## BEGIN Records for processing

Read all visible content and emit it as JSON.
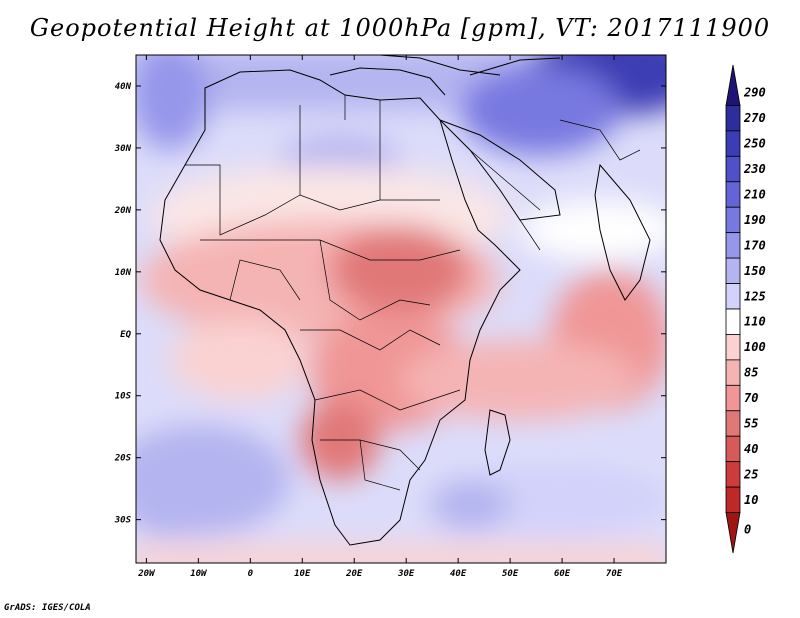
{
  "title": "Geopotential Height at 1000hPa [gpm], VT: 2017111900",
  "credit": "GrADS: IGES/COLA",
  "map": {
    "lon_range": [
      -22,
      80
    ],
    "lat_range": [
      -37,
      45
    ],
    "lon_ticks": [
      "20W",
      "10W",
      "0",
      "10E",
      "20E",
      "30E",
      "40E",
      "50E",
      "60E",
      "70E"
    ],
    "lat_ticks": [
      "40N",
      "30N",
      "20N",
      "10N",
      "EQ",
      "10S",
      "20S",
      "30S"
    ]
  },
  "colorbar": {
    "labels": [
      "290",
      "270",
      "250",
      "230",
      "210",
      "190",
      "170",
      "150",
      "125",
      "110",
      "100",
      "85",
      "70",
      "55",
      "40",
      "25",
      "10",
      "0"
    ],
    "colors": [
      "#1e1478",
      "#2d2d9b",
      "#3c3cb4",
      "#5050c8",
      "#6464d7",
      "#7878e1",
      "#9696eb",
      "#b4b4f0",
      "#d2d2fa",
      "#ffffff",
      "#fad2d2",
      "#f5b4b4",
      "#f09696",
      "#e17878",
      "#d75a5a",
      "#cd3c3c",
      "#be2828",
      "#a01414"
    ]
  }
}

## END Records for processing

Goal of the exercise:
Return all of the data exactly as written, and drop the pictures.

Correct answer:
Read all visible content and emit it as JSON.
{
  "title": "Geopotential Height at 1000hPa [gpm], VT: 2017111900",
  "credit": "GrADS: IGES/COLA",
  "map": {
    "lon_range": [
      -22,
      80
    ],
    "lat_range": [
      -37,
      45
    ],
    "lon_ticks": [
      "20W",
      "10W",
      "0",
      "10E",
      "20E",
      "30E",
      "40E",
      "50E",
      "60E",
      "70E"
    ],
    "lat_ticks": [
      "40N",
      "30N",
      "20N",
      "10N",
      "EQ",
      "10S",
      "20S",
      "30S"
    ]
  },
  "colorbar": {
    "labels": [
      "290",
      "270",
      "250",
      "230",
      "210",
      "190",
      "170",
      "150",
      "125",
      "110",
      "100",
      "85",
      "70",
      "55",
      "40",
      "25",
      "10",
      "0"
    ],
    "colors": [
      "#1e1478",
      "#2d2d9b",
      "#3c3cb4",
      "#5050c8",
      "#6464d7",
      "#7878e1",
      "#9696eb",
      "#b4b4f0",
      "#d2d2fa",
      "#ffffff",
      "#fad2d2",
      "#f5b4b4",
      "#f09696",
      "#e17878",
      "#d75a5a",
      "#cd3c3c",
      "#be2828",
      "#a01414"
    ]
  }
}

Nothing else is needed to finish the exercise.